Testo da leggere:
^^^^^^^^

News
Seggiolini auto: il 32% dei genitori italiani li usa nel modo sbagliato

Dati allarmanti sulla sicurezza in auto: un genitore su tre sbaglia con i seggiolini e il 39% abbandona i dispositivi prima del limite di altezza.
Un’indagine condotta da Altroconsumo in collaborazione con Cybex ha fatto emergere dati allarmanti sulla sicurezza dei bambini in auto. Il 32% dei genitori italiani non utilizza in modo corretto i seggiolini per i propri figli, e tra questi il 57% ammette di non allacciare sempre il bambino durante il trasporto. Nonostante la normativa vigente e le continue campagne di sensibilizzazione, la fotografia della situazione nel 2025 resta preoccupante e richiede un intervento immediato sia sul piano educativo sia su quello dei controlli.
La ricerca è stata presentata il 20 ottobre al Cybex Creative Hub di Milano, dove istituzioni, esperti del settore e aziende si sono confrontati sulla necessità di elevare gli standard di sicurezza stradale per i più piccoli.

^^^^^^^^

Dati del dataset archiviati
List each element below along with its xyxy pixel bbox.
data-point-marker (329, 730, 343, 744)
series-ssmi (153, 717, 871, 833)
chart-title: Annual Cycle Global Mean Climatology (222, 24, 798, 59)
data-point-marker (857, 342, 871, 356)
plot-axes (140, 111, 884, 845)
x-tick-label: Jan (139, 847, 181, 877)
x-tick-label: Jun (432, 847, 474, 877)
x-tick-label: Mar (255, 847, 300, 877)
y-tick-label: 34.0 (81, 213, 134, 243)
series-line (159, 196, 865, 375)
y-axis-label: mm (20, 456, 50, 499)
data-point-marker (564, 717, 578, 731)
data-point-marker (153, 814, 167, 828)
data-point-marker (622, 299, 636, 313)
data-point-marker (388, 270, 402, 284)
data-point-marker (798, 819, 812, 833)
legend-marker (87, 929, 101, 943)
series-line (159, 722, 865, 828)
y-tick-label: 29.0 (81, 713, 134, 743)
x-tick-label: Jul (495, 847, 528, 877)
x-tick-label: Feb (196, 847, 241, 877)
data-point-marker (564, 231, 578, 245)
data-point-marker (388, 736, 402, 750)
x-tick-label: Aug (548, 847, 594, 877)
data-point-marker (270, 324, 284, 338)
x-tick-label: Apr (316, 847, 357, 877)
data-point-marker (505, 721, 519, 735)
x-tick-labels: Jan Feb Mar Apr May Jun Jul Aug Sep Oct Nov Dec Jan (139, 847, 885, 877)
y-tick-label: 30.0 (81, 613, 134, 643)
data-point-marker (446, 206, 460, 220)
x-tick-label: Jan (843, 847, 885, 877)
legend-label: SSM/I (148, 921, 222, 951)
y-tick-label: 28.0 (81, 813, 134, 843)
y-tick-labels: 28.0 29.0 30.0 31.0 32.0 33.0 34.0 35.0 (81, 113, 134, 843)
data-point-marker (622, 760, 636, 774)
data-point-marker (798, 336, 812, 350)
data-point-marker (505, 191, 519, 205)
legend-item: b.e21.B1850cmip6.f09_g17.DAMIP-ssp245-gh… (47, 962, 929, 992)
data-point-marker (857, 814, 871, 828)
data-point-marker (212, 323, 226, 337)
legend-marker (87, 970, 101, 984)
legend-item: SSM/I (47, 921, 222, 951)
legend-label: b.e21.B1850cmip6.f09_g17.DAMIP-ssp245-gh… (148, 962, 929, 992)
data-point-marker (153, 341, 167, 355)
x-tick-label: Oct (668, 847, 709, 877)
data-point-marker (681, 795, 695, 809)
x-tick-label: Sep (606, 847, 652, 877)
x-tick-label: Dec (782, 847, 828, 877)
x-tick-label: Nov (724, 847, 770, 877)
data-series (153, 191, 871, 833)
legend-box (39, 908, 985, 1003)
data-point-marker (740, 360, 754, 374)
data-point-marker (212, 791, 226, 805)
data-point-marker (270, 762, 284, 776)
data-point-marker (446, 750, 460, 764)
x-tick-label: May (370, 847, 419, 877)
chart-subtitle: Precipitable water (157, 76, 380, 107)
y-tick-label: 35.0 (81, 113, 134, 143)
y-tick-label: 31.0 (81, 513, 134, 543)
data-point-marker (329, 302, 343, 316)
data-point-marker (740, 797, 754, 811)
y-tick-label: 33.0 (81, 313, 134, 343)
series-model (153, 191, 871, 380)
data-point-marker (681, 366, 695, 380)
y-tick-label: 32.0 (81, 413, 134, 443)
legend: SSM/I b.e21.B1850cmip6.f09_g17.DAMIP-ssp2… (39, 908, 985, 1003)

^^^^^^^^

Compiti ed esercizi:
1) Secondo l'articolo sui seggiolini auto, in quale luogo è stata presentata la ricerca?
2) Riscrivi il brano dell'articolo sui seggiolini auto che comincia con "Dati allarmanti sulla sicurezza in" e termina con "quello dei controlli.".
3) Prosegui l'articolo sui seggiolini auto dopo la sua ultima frase.
Le righe non servono a niente in questo lavoro.

Soluzioni per numero:
1) Al Cybex Creative Hub di Milano.

2)
Dati allarmanti sulla sicurezza in auto: un genitore su tre sbaglia con i seggiolini e il 39% abbandona i dispositivi prima del limite di altezza.
Un’indagine condotta da Altroconsumo in collaborazione con Cybex ha fatto emergere dati allarmanti sulla sicurezza dei bambini in auto. Il 32% dei genitori italiani non utilizza in modo corretto i seggiolini per i propri figli, e tra questi il 57% ammette di non allacciare sempre il bambino durante il trasporto. Nonostante la normativa vigente e le continue campagne di sensibilizzazione, la fotografia della situazione nel 2025 resta preoccupante e richiede un intervento immediato sia sul piano educativo sia su quello dei controlli.

3)
I dati preoccupanti dell’indagine nazionale
L’indagine ha coinvolto un campione rappresentativo di 600 genitori con figli di età compresa tra 0 e 12 anni, analizzando l’adeguatezza del seggiolino, la posizione in auto e l’utilizzo quotidiano delle cinture e dei sistemi antiabbandono. I risultati mostrano differenze significative tra aree geografiche e fasce d’età dei bambini.
Il 50% dei genitori del Sud e delle Isole commette errori nell’uso del seggiolino, una percentuale che supera di gran lunga la media nazionale. Particolarmente critica è la situazione dei genitori con figli tra i 6 e i 12 anni: il 39% non usa più sistemi di ritenuta, nonostante la legge italiana imponga l’obbligo fino ai 150 cm di altezza. Inoltre, il 21% dei genitori con figli sotto i 4 anni non utilizza il dispositivo antiabbandono, obbligatorio dal 2019.

Le lacune nella conoscenza delle normative
L’analisi di Altroconsumo ha rivelato che molti genitori non sono aggiornati sui requisiti di legge né sulle differenze tra i vari gruppi di seggiolini. Spesso i dispositivi di ritenuta vengono abbandonati troppo presto o si utilizzano modelli inadeguati rispetto al peso e all’altezza del bambino.
La normativa europea R129 i-Size stabilisce criteri precisi per l’omologazione dei seggiolini, ma la produzione di dispositivi all’avanguardia non basta se questi vengono montati in modo errato o utilizzati in modo discontinuo. La mancanza di informazione corretta porta molte famiglie a sottovalutare i rischi e a credere che, superata una certa età, il bambino possa viaggiare senza le adeguate protezioni.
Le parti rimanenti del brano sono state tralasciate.